= RECORDS SHOWN =
——————

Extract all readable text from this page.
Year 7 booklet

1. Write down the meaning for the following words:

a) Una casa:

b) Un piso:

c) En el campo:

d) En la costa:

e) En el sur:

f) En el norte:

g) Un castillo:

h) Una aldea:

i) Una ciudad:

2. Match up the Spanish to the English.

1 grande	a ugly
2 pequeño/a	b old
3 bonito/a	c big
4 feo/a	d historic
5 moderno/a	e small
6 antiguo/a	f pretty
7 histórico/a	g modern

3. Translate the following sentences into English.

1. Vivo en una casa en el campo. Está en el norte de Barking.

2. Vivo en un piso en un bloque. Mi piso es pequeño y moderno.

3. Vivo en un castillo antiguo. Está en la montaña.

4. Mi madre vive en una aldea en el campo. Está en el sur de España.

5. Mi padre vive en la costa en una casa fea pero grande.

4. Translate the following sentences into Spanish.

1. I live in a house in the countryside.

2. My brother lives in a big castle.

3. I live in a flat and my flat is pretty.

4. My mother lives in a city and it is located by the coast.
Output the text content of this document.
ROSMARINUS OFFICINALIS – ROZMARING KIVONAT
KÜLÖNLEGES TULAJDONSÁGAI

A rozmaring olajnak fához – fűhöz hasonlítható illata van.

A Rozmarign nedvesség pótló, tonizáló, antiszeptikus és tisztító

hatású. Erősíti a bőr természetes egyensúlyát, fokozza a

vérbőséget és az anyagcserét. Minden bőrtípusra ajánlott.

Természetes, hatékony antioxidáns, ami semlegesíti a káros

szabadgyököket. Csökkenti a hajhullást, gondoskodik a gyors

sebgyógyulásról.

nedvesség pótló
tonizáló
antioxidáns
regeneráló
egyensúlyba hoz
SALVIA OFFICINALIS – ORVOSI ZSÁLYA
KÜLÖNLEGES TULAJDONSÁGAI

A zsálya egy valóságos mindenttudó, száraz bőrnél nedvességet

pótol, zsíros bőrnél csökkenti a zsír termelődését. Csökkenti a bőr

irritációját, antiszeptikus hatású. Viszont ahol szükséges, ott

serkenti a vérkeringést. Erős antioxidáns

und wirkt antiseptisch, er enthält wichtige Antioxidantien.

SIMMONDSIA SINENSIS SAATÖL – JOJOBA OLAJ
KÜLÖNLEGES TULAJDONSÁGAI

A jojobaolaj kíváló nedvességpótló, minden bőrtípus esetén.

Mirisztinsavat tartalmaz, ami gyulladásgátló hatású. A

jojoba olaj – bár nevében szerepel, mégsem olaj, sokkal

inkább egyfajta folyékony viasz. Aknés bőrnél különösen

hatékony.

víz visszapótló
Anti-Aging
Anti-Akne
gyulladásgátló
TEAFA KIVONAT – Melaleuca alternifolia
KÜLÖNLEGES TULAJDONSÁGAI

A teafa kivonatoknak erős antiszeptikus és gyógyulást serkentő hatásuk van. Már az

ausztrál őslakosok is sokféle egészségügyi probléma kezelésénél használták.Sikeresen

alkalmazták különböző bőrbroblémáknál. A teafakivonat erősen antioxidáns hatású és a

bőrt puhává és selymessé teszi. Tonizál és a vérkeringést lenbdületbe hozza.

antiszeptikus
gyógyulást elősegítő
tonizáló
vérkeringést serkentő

——————

= TASK =
Gather all lines with the string "moderno" from the data.

= TASK ANSWER =
5 moderno/a	e small
2. Vivo en un piso en un bloque. Mi piso es pequeño y moderno.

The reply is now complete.